MATERIAL PROVIDED
◆ ◆ ◆ ◆ ◆

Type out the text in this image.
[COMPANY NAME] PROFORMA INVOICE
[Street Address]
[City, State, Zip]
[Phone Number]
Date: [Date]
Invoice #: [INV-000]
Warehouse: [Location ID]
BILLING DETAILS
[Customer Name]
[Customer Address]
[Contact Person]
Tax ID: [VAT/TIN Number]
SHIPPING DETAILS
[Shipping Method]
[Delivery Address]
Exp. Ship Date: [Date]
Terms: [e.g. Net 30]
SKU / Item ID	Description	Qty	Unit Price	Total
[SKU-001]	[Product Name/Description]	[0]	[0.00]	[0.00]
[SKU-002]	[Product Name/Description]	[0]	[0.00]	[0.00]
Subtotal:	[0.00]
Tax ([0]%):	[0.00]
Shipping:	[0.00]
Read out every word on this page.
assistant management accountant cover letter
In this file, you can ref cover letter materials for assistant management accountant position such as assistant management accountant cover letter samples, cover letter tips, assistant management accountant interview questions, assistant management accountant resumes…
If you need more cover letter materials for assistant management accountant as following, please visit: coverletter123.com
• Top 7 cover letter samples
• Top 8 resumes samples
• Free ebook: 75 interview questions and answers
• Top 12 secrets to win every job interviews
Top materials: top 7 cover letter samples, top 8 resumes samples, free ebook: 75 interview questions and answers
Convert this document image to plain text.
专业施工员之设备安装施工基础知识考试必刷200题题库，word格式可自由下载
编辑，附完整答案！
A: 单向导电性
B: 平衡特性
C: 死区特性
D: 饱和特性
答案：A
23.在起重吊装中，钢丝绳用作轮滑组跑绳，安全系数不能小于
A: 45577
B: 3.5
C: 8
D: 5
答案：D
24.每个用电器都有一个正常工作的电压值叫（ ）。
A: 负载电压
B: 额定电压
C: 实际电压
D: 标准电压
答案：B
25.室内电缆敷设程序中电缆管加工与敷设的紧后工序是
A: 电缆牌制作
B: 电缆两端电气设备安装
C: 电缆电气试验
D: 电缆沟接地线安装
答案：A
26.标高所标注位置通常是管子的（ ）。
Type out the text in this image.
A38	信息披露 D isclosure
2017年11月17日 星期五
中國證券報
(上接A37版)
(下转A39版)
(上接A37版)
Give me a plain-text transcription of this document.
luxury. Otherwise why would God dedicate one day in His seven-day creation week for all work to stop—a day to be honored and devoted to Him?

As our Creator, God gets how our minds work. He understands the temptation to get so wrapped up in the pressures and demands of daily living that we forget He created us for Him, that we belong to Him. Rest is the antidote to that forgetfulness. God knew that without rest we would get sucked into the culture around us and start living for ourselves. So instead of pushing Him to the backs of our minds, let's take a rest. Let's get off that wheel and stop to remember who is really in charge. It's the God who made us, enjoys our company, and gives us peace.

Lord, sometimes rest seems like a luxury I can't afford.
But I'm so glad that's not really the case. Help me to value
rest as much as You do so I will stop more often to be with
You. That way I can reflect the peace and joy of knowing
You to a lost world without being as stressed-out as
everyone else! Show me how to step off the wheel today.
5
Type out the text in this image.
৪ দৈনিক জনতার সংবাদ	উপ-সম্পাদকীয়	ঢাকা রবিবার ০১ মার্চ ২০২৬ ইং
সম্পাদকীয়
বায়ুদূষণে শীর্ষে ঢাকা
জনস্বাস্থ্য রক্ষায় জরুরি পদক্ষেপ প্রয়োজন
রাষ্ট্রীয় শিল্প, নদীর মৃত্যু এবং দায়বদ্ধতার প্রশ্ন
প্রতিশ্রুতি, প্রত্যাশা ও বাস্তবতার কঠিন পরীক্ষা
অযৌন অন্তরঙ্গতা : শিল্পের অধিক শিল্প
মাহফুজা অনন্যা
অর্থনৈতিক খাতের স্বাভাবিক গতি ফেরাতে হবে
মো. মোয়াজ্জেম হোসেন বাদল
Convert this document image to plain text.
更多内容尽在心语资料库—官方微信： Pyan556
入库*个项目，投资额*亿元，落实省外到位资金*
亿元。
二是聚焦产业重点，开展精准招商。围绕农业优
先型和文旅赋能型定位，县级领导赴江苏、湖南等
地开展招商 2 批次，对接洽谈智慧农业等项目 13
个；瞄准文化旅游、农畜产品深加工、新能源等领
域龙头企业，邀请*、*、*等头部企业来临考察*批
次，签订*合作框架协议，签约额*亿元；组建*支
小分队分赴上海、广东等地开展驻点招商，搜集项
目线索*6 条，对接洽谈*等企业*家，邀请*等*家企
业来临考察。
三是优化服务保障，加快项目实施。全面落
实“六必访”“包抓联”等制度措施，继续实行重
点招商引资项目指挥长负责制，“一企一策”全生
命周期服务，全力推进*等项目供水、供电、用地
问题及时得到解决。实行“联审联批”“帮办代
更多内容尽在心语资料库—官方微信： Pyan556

◆ ◆ ◆ ◆ ◆

WHAT THE EXERCISE ASKS
Pick out every line above that contains the word "questions" and copy it.

FULL ANSWER
In this file, you can ref cover letter materials for assistant management accountant position such as assistant management accountant cover letter samples, cover letter tips, assistant management accountant interview questions, assistant management accountant resumes…
• Free ebook: 75 interview questions and answers
Top materials: top 7 cover letter samples, top 8 resumes samples, free ebook: 75 interview questions and answers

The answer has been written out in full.